* Given task
Print all of the data exactly as written.

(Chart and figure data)

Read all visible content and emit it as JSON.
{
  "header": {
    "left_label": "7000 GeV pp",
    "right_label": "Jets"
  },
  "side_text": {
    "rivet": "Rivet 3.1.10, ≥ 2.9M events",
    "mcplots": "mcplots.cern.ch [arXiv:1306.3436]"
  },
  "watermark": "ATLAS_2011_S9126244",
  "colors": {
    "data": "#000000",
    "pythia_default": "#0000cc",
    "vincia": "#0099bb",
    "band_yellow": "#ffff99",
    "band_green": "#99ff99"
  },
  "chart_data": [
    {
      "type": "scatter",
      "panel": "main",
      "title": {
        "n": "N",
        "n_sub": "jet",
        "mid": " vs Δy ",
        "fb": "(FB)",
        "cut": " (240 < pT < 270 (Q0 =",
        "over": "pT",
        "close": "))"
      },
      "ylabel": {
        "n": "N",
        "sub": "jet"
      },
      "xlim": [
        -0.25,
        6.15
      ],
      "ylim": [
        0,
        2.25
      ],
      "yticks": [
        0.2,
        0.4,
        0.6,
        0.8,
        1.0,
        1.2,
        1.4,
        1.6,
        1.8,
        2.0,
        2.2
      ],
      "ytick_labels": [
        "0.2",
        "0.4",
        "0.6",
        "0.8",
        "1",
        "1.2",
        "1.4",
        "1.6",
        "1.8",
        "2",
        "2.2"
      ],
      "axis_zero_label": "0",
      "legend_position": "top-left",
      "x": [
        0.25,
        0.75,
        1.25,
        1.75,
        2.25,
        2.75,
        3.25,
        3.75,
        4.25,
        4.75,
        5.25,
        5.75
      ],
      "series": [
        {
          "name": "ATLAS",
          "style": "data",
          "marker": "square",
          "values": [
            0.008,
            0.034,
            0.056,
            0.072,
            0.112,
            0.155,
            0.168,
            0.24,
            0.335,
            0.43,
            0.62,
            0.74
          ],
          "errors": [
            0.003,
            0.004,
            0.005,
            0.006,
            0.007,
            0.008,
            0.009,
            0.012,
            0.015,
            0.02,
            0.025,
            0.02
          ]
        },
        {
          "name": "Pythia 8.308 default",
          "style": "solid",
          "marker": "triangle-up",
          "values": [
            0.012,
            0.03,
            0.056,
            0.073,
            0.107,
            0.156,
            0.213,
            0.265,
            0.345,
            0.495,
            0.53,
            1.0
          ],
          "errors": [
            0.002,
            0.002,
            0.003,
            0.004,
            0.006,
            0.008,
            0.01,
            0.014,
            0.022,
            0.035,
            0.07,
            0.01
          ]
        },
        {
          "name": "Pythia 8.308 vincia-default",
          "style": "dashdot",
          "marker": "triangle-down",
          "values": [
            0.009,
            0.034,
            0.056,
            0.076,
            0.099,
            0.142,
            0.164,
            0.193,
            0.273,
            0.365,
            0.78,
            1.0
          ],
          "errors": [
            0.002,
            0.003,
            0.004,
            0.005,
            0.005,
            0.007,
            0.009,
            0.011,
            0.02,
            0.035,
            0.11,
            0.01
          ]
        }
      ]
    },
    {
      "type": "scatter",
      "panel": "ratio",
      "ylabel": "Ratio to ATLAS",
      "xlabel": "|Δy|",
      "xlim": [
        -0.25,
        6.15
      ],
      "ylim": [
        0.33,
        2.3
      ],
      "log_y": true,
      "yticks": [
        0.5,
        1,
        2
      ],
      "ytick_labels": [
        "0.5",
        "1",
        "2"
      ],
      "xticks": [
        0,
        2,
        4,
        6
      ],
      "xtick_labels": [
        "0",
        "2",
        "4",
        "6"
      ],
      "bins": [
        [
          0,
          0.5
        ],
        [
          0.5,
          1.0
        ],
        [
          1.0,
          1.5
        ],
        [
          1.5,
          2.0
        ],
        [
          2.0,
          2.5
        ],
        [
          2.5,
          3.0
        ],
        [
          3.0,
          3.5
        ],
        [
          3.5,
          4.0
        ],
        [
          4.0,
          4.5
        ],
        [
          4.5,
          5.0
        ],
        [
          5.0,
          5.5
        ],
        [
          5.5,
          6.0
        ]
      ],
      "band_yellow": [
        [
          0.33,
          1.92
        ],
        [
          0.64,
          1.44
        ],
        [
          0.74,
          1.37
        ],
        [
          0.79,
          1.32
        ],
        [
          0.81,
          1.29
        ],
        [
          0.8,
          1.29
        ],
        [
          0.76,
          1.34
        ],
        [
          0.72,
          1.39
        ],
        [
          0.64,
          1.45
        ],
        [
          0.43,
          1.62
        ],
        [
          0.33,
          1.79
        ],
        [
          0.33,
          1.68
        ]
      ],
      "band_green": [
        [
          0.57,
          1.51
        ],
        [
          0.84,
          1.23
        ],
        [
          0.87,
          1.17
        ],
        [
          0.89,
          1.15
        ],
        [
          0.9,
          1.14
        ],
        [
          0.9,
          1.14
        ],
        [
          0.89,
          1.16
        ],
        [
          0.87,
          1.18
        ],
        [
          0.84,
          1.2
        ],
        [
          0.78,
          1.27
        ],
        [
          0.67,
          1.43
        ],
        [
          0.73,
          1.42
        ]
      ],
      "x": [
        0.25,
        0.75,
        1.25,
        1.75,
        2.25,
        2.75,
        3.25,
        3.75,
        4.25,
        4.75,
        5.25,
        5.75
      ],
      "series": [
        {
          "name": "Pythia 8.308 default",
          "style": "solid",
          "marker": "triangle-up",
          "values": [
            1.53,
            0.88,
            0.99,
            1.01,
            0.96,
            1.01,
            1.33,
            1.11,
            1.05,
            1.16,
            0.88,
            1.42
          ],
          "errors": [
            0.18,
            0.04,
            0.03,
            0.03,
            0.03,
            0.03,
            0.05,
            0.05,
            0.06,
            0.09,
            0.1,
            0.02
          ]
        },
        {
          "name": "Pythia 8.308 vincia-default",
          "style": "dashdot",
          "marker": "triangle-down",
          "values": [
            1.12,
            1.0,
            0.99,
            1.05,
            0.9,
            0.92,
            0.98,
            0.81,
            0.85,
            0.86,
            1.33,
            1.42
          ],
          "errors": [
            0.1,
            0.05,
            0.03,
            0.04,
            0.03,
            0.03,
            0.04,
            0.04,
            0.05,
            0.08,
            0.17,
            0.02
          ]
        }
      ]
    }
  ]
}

* Result of the task
Read all visible content and emit it as JSON.
{
  "header": {
    "left_label": "7000 GeV pp",
    "right_label": "Jets"
  },
  "side_text": {
    "rivet": "Rivet 3.1.10, ≥ 2.9M events",
    "mcplots": "mcplots.cern.ch [arXiv:1306.3436]"
  },
  "watermark": "ATLAS_2011_S9126244",
  "colors": {
    "data": "#000000",
    "pythia_default": "#0000cc",
    "vincia": "#0099bb",
    "band_yellow": "#ffff99",
    "band_green": "#99ff99"
  },
  "chart_data": [
    {
      "type": "scatter",
      "panel": "main",
      "title": {
        "n": "N",
        "n_sub": "jet",
        "mid": " vs Δy ",
        "fb": "(FB)",
        "cut": " (240 < pT < 270 (Q0 =",
        "over": "pT",
        "close": "))"
      },
      "ylabel": {
        "n": "N",
        "sub": "jet"
      },
      "xlim": [
        -0.25,
        6.15
      ],
      "ylim": [
        0,
        2.25
      ],
      "yticks": [
        0.2,
        0.4,
        0.6,
        0.8,
        1.0,
        1.2,
        1.4,
        1.6,
        1.8,
        2.0,
        2.2
      ],
      "ytick_labels": [
        "0.2",
        "0.4",
        "0.6",
        "0.8",
        "1",
        "1.2",
        "1.4",
        "1.6",
        "1.8",
        "2",
        "2.2"
      ],
      "axis_zero_label": "0",
      "legend_position": "top-left",
      "x": [
        0.25,
        0.75,
        1.25,
        1.75,
        2.25,
        2.75,
        3.25,
        3.75,
        4.25,
        4.75,
        5.25,
        5.75
      ],
      "series": [
        {
          "name": "ATLAS",
          "style": "data",
          "marker": "square",
          "values": [
            0.008,
            0.034,
            0.056,
            0.072,
            0.112,
            0.155,
            0.168,
            0.24,
            0.335,
            0.43,
            0.62,
            0.74
          ],
          "errors": [
            0.003,
            0.004,
            0.005,
            0.006,
            0.007,
            0.008,
            0.009,
            0.012,
            0.015,
            0.02,
            0.025,
            0.02
          ]
        },
        {
          "name": "Pythia 8.308 default",
          "style": "solid",
          "marker": "triangle-up",
          "values": [
            0.012,
            0.03,
            0.056,
            0.073,
            0.107,
            0.156,
            0.213,
            0.265,
            0.345,
            0.495,
            0.53,
            1.0
          ],
          "errors": [
            0.002,
            0.002,
            0.003,
            0.004,
            0.006,
            0.008,
            0.01,
            0.014,
            0.022,
            0.035,
            0.07,
            0.01
          ]
        },
        {
          "name": "Pythia 8.308 vincia-default",
          "style": "dashdot",
          "marker": "triangle-down",
          "values": [
            0.009,
            0.034,
            0.056,
            0.076,
            0.099,
            0.142,
            0.164,
            0.193,
            0.273,
            0.365,
            0.78,
            1.0
          ],
          "errors": [
            0.002,
            0.003,
            0.004,
            0.005,
            0.005,
            0.007,
            0.009,
            0.011,
            0.02,
            0.035,
            0.11,
            0.01
          ]
        }
      ]
    },
    {
      "type": "scatter",
      "panel": "ratio",
      "ylabel": "Ratio to ATLAS",
      "xlabel": "|Δy|",
      "xlim": [
        -0.25,
        6.15
      ],
      "ylim": [
        0.33,
        2.3
      ],
      "log_y": true,
      "yticks": [
        0.5,
        1,
        2
      ],
      "ytick_labels": [
        "0.5",
        "1",
        "2"
      ],
      "xticks": [
        0,
        2,
        4,
        6
      ],
      "xtick_labels": [
        "0",
        "2",
        "4",
        "6"
      ],
      "bins": [
        [
          0,
          0.5
        ],
        [
          0.5,
          1.0
        ],
        [
          1.0,
          1.5
        ],
        [
          1.5,
          2.0
        ],
        [
          2.0,
          2.5
        ],
        [
          2.5,
          3.0
        ],
        [
          3.0,
          3.5
        ],
        [
          3.5,
          4.0
        ],
        [
          4.0,
          4.5
        ],
        [
          4.5,
          5.0
        ],
        [
          5.0,
          5.5
        ],
        [
          5.5,
          6.0
        ]
      ],
      "band_yellow": [
        [
          0.33,
          1.92
        ],
        [
          0.64,
          1.44
        ],
        [
          0.74,
          1.37
        ],
        [
          0.79,
          1.32
        ],
        [
          0.81,
          1.29
        ],
        [
          0.8,
          1.29
        ],
        [
          0.76,
          1.34
        ],
        [
          0.72,
          1.39
        ],
        [
          0.64,
          1.45
        ],
        [
          0.43,
          1.62
        ],
        [
          0.33,
          1.79
        ],
        [
          0.33,
          1.68
        ]
      ],
      "band_green": [
        [
          0.57,
          1.51
        ],
        [
          0.84,
          1.23
        ],
        [
          0.87,
          1.17
        ],
        [
          0.89,
          1.15
        ],
        [
          0.9,
          1.14
        ],
        [
          0.9,
          1.14
        ],
        [
          0.89,
          1.16
        ],
        [
          0.87,
          1.18
        ],
        [
          0.84,
          1.2
        ],
        [
          0.78,
          1.27
        ],
        [
          0.67,
          1.43
        ],
        [
          0.73,
          1.42
        ]
      ],
      "x": [
        0.25,
        0.75,
        1.25,
        1.75,
        2.25,
        2.75,
        3.25,
        3.75,
        4.25,
        4.75,
        5.25,
        5.75
      ],
      "series": [
        {
          "name": "Pythia 8.308 default",
          "style": "solid",
          "marker": "triangle-up",
          "values": [
            1.53,
            0.88,
            0.99,
            1.01,
            0.96,
            1.01,
            1.33,
            1.11,
            1.05,
            1.16,
            0.88,
            1.42
          ],
          "errors": [
            0.18,
            0.04,
            0.03,
            0.03,
            0.03,
            0.03,
            0.05,
            0.05,
            0.06,
            0.09,
            0.1,
            0.02
          ]
        },
        {
          "name": "Pythia 8.308 vincia-default",
          "style": "dashdot",
          "marker": "triangle-down",
          "values": [
            1.12,
            1.0,
            0.99,
            1.05,
            0.9,
            0.92,
            0.98,
            0.81,
            0.85,
            0.86,
            1.33,
            1.42
          ],
          "errors": [
            0.1,
            0.05,
            0.03,
            0.04,
            0.03,
            0.03,
            0.04,
            0.04,
            0.05,
            0.08,
            0.17,
            0.02
          ]
        }
      ]
    }
  ]
}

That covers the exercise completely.